→ **TASK PROMPT**
Only lines holding the string "JSON" are wanted; copy each one from the material.

(Recorded data)
begin

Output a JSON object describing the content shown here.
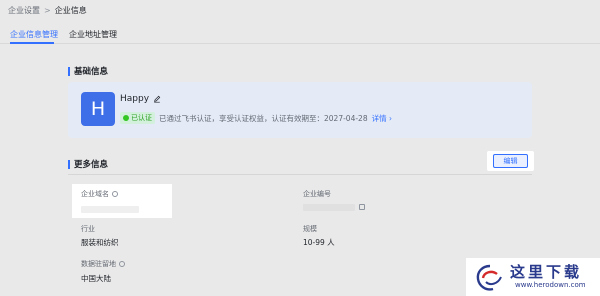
{
  "breadcrumb": {
    "parent": "企业设置",
    "separator": ">",
    "current": "企业信息"
  },
  "tabs": [
    {
      "label": "企业信息管理",
      "active": true
    },
    {
      "label": "企业地址管理",
      "active": false
    }
  ],
  "basic": {
    "title": "基础信息",
    "avatar_letter": "H",
    "company_name": "Happy",
    "cert_badge": "已认证",
    "cert_text": "已通过飞书认证，享受认证权益，认证有效期至：2027-04-28",
    "cert_link": "详情"
  },
  "more": {
    "title": "更多信息",
    "edit_label": "编辑",
    "fields": {
      "domain_label": "企业域名",
      "code_label": "企业编号",
      "industry_label": "行业",
      "industry_value": "服装和纺织",
      "scale_label": "规模",
      "scale_value": "10-99 人",
      "storage_label": "数据驻留地",
      "storage_value": "中国大陆"
    }
  },
  "watermark": {
    "title": "这里下载",
    "url": "www.herodown.com"
  },
  "colors": {
    "accent": "#3370ff",
    "avatar": "#3e6ee8",
    "cert_green": "#2ea121"
  }
}
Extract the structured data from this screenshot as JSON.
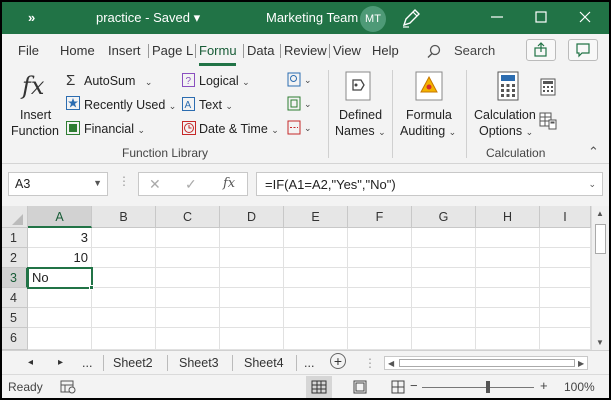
{
  "titlebar": {
    "quick_access": "»",
    "filename": "practice - Saved",
    "filename_caret": "▾",
    "team": "Marketing Team",
    "avatar_initials": "MT",
    "bg_color": "#217346"
  },
  "tabs": [
    "File",
    "Home",
    "Insert",
    "Page L",
    "Formu",
    "Data",
    "Review",
    "View",
    "Help"
  ],
  "active_tab": "Formu",
  "search": {
    "label": "Search"
  },
  "ribbon": {
    "insert_function_top": "Insert",
    "insert_function_bottom": "Function",
    "autosum": "AutoSum",
    "recently_used": "Recently Used",
    "financial": "Financial",
    "logical": "Logical",
    "text": "Text",
    "date_time": "Date & Time",
    "function_library_label": "Function Library",
    "defined_names_top": "Defined",
    "defined_names_bottom": "Names",
    "formula_auditing_top": "Formula",
    "formula_auditing_bottom": "Auditing",
    "calc_options_top": "Calculation",
    "calc_options_bottom": "Options",
    "calculation_label": "Calculation",
    "collapse": "⌃"
  },
  "formula_bar": {
    "name_box": "A3",
    "cancel": "✕",
    "enter": "✓",
    "fx": "fx",
    "formula": "=IF(A1=A2,\"Yes\",\"No\")"
  },
  "grid": {
    "columns": [
      "A",
      "B",
      "C",
      "D",
      "E",
      "F",
      "G",
      "H",
      "I"
    ],
    "rows": [
      "1",
      "2",
      "3",
      "4",
      "5",
      "6"
    ],
    "cells": {
      "A1": "3",
      "A2": "10",
      "A3": "No"
    }
  },
  "sheets": {
    "prev": "◂",
    "next": "▸",
    "more_left": "...",
    "tabs": [
      "Sheet2",
      "Sheet3",
      "Sheet4"
    ],
    "more_right": "...",
    "add": "+"
  },
  "status": {
    "ready": "Ready",
    "zoom_minus": "−",
    "zoom_plus": "+",
    "zoom": "100%"
  }
}
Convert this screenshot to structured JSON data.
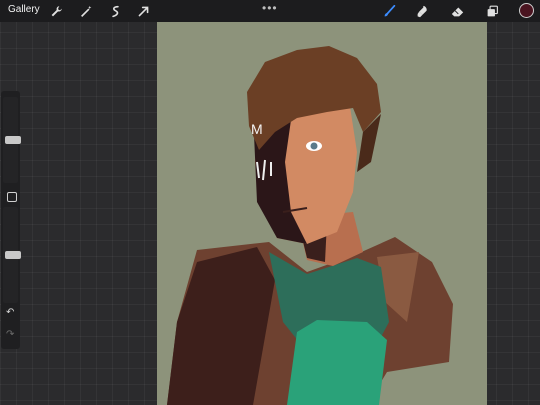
{
  "toolbar": {
    "gallery_label": "Gallery",
    "more_label": "•••",
    "left_tools": [
      "wrench-icon",
      "magic-wand-icon",
      "selection-icon",
      "transform-arrow-icon"
    ],
    "right_tools": [
      "brush-icon",
      "smudge-icon",
      "eraser-icon",
      "layers-icon"
    ],
    "active_tool": "brush-icon",
    "active_color": "#4a1420"
  },
  "sidebar": {
    "brush_size_level": 0.5,
    "opacity_level": 0.5,
    "undo_label": "↶",
    "redo_label": "↷"
  },
  "canvas": {
    "background_color": "#8d937b",
    "drawn_text": "M"
  },
  "colors": {
    "accent_blue": "#3c8cff",
    "hair": "#6b3f25",
    "skin": "#d28a63",
    "jacket": "#6e4130",
    "shirt": "#2aa279"
  }
}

end

→ **TASK OUTPUT**
Output a JSON object describing the content shown here.
Extract the structured data from this screenshot as JSON.
Convert this screenshot to structured JSON data.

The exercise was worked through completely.